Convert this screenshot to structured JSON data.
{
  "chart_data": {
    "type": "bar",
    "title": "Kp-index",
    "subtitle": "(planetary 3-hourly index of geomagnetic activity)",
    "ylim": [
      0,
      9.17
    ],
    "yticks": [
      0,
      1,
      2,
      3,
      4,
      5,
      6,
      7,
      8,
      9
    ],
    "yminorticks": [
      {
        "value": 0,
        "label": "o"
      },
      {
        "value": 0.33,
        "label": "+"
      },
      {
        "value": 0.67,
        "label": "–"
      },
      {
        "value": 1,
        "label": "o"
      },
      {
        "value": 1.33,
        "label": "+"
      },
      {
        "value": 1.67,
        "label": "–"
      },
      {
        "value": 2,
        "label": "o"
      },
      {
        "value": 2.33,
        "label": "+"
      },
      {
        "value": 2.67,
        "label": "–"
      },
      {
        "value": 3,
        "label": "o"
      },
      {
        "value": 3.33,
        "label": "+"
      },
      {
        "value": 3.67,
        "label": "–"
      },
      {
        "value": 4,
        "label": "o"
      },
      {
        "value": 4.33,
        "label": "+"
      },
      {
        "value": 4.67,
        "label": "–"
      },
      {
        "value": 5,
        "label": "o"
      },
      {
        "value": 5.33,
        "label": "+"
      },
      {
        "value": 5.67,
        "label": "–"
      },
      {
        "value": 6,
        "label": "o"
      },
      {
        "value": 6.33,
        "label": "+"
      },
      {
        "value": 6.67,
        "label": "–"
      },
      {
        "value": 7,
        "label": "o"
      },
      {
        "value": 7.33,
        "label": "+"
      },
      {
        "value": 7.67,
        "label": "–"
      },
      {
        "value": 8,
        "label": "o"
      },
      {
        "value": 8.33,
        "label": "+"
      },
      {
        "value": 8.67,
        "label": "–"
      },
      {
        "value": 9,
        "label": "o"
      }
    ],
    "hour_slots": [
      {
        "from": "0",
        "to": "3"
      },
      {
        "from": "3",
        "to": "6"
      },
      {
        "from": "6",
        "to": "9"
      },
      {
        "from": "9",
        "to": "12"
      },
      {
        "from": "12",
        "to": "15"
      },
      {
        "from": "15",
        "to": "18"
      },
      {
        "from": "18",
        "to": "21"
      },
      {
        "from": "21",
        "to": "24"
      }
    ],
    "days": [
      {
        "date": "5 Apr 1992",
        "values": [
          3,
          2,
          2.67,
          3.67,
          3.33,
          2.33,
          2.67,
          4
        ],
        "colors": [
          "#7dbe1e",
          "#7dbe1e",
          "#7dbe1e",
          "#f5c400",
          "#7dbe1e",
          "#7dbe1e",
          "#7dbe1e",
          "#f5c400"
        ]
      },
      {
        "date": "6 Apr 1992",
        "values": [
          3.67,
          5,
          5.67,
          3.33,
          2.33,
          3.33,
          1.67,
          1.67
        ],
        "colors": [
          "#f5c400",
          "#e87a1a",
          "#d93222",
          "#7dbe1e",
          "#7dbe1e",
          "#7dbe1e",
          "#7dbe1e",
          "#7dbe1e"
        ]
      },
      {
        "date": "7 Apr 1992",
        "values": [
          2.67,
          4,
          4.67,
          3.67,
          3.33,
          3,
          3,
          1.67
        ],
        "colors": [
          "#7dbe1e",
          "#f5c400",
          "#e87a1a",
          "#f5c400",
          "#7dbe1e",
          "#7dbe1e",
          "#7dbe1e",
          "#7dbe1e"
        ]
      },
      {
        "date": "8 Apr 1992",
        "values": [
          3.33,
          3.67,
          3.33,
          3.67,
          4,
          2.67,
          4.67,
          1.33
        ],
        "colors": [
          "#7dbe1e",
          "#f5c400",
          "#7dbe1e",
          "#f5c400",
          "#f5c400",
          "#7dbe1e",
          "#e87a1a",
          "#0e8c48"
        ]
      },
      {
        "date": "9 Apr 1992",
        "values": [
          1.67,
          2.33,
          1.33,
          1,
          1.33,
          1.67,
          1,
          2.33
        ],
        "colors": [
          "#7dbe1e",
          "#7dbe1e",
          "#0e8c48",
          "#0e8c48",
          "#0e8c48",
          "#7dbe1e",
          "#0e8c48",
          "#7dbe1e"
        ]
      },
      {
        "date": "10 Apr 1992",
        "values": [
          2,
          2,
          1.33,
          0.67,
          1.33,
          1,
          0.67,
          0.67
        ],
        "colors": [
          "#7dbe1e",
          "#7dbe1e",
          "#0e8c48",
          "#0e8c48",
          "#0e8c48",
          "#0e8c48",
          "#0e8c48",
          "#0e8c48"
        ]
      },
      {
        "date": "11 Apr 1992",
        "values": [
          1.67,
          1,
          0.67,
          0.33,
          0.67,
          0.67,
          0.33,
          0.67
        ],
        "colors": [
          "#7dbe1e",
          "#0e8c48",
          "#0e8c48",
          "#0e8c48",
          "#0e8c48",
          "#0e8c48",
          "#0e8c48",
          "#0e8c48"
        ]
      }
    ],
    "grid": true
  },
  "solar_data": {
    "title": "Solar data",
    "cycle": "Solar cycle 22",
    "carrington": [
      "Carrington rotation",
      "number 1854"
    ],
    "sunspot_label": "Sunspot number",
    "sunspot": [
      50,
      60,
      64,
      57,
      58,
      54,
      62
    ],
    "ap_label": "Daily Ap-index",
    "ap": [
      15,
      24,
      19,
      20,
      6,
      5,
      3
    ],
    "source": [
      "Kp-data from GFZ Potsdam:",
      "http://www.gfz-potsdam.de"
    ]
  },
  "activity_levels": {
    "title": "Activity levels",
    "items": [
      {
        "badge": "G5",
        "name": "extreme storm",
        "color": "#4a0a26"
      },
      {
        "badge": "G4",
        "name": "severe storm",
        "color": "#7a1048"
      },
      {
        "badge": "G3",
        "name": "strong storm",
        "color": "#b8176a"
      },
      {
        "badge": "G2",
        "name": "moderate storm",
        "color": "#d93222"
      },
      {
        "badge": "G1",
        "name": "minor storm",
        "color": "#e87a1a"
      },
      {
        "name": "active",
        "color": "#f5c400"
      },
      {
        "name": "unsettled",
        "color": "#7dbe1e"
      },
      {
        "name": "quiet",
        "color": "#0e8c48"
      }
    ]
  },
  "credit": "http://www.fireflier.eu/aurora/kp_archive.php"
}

════════════════════

→ Aim of the task:
Exactly as they are written, print the entries again.

→ Expected output:
Convert this screenshot to structured JSON data.
{
  "chart_data": {
    "type": "bar",
    "title": "Kp-index",
    "subtitle": "(planetary 3-hourly index of geomagnetic activity)",
    "ylim": [
      0,
      9.17
    ],
    "yticks": [
      0,
      1,
      2,
      3,
      4,
      5,
      6,
      7,
      8,
      9
    ],
    "yminorticks": [
      {
        "value": 0,
        "label": "o"
      },
      {
        "value": 0.33,
        "label": "+"
      },
      {
        "value": 0.67,
        "label": "–"
      },
      {
        "value": 1,
        "label": "o"
      },
      {
        "value": 1.33,
        "label": "+"
      },
      {
        "value": 1.67,
        "label": "–"
      },
      {
        "value": 2,
        "label": "o"
      },
      {
        "value": 2.33,
        "label": "+"
      },
      {
        "value": 2.67,
        "label": "–"
      },
      {
        "value": 3,
        "label": "o"
      },
      {
        "value": 3.33,
        "label": "+"
      },
      {
        "value": 3.67,
        "label": "–"
      },
      {
        "value": 4,
        "label": "o"
      },
      {
        "value": 4.33,
        "label": "+"
      },
      {
        "value": 4.67,
        "label": "–"
      },
      {
        "value": 5,
        "label": "o"
      },
      {
        "value": 5.33,
        "label": "+"
      },
      {
        "value": 5.67,
        "label": "–"
      },
      {
        "value": 6,
        "label": "o"
      },
      {
        "value": 6.33,
        "label": "+"
      },
      {
        "value": 6.67,
        "label": "–"
      },
      {
        "value": 7,
        "label": "o"
      },
      {
        "value": 7.33,
        "label": "+"
      },
      {
        "value": 7.67,
        "label": "–"
      },
      {
        "value": 8,
        "label": "o"
      },
      {
        "value": 8.33,
        "label": "+"
      },
      {
        "value": 8.67,
        "label": "–"
      },
      {
        "value": 9,
        "label": "o"
      }
    ],
    "hour_slots": [
      {
        "from": "0",
        "to": "3"
      },
      {
        "from": "3",
        "to": "6"
      },
      {
        "from": "6",
        "to": "9"
      },
      {
        "from": "9",
        "to": "12"
      },
      {
        "from": "12",
        "to": "15"
      },
      {
        "from": "15",
        "to": "18"
      },
      {
        "from": "18",
        "to": "21"
      },
      {
        "from": "21",
        "to": "24"
      }
    ],
    "days": [
      {
        "date": "5 Apr 1992",
        "values": [
          3,
          2,
          2.67,
          3.67,
          3.33,
          2.33,
          2.67,
          4
        ],
        "colors": [
          "#7dbe1e",
          "#7dbe1e",
          "#7dbe1e",
          "#f5c400",
          "#7dbe1e",
          "#7dbe1e",
          "#7dbe1e",
          "#f5c400"
        ]
      },
      {
        "date": "6 Apr 1992",
        "values": [
          3.67,
          5,
          5.67,
          3.33,
          2.33,
          3.33,
          1.67,
          1.67
        ],
        "colors": [
          "#f5c400",
          "#e87a1a",
          "#d93222",
          "#7dbe1e",
          "#7dbe1e",
          "#7dbe1e",
          "#7dbe1e",
          "#7dbe1e"
        ]
      },
      {
        "date": "7 Apr 1992",
        "values": [
          2.67,
          4,
          4.67,
          3.67,
          3.33,
          3,
          3,
          1.67
        ],
        "colors": [
          "#7dbe1e",
          "#f5c400",
          "#e87a1a",
          "#f5c400",
          "#7dbe1e",
          "#7dbe1e",
          "#7dbe1e",
          "#7dbe1e"
        ]
      },
      {
        "date": "8 Apr 1992",
        "values": [
          3.33,
          3.67,
          3.33,
          3.67,
          4,
          2.67,
          4.67,
          1.33
        ],
        "colors": [
          "#7dbe1e",
          "#f5c400",
          "#7dbe1e",
          "#f5c400",
          "#f5c400",
          "#7dbe1e",
          "#e87a1a",
          "#0e8c48"
        ]
      },
      {
        "date": "9 Apr 1992",
        "values": [
          1.67,
          2.33,
          1.33,
          1,
          1.33,
          1.67,
          1,
          2.33
        ],
        "colors": [
          "#7dbe1e",
          "#7dbe1e",
          "#0e8c48",
          "#0e8c48",
          "#0e8c48",
          "#7dbe1e",
          "#0e8c48",
          "#7dbe1e"
        ]
      },
      {
        "date": "10 Apr 1992",
        "values": [
          2,
          2,
          1.33,
          0.67,
          1.33,
          1,
          0.67,
          0.67
        ],
        "colors": [
          "#7dbe1e",
          "#7dbe1e",
          "#0e8c48",
          "#0e8c48",
          "#0e8c48",
          "#0e8c48",
          "#0e8c48",
          "#0e8c48"
        ]
      },
      {
        "date": "11 Apr 1992",
        "values": [
          1.67,
          1,
          0.67,
          0.33,
          0.67,
          0.67,
          0.33,
          0.67
        ],
        "colors": [
          "#7dbe1e",
          "#0e8c48",
          "#0e8c48",
          "#0e8c48",
          "#0e8c48",
          "#0e8c48",
          "#0e8c48",
          "#0e8c48"
        ]
      }
    ],
    "grid": true
  },
  "solar_data": {
    "title": "Solar data",
    "cycle": "Solar cycle 22",
    "carrington": [
      "Carrington rotation",
      "number 1854"
    ],
    "sunspot_label": "Sunspot number",
    "sunspot": [
      50,
      60,
      64,
      57,
      58,
      54,
      62
    ],
    "ap_label": "Daily Ap-index",
    "ap": [
      15,
      24,
      19,
      20,
      6,
      5,
      3
    ],
    "source": [
      "Kp-data from GFZ Potsdam:",
      "http://www.gfz-potsdam.de"
    ]
  },
  "activity_levels": {
    "title": "Activity levels",
    "items": [
      {
        "badge": "G5",
        "name": "extreme storm",
        "color": "#4a0a26"
      },
      {
        "badge": "G4",
        "name": "severe storm",
        "color": "#7a1048"
      },
      {
        "badge": "G3",
        "name": "strong storm",
        "color": "#b8176a"
      },
      {
        "badge": "G2",
        "name": "moderate storm",
        "color": "#d93222"
      },
      {
        "badge": "G1",
        "name": "minor storm",
        "color": "#e87a1a"
      },
      {
        "name": "active",
        "color": "#f5c400"
      },
      {
        "name": "unsettled",
        "color": "#7dbe1e"
      },
      {
        "name": "quiet",
        "color": "#0e8c48"
      }
    ]
  },
  "credit": "http://www.fireflier.eu/aurora/kp_archive.php"
}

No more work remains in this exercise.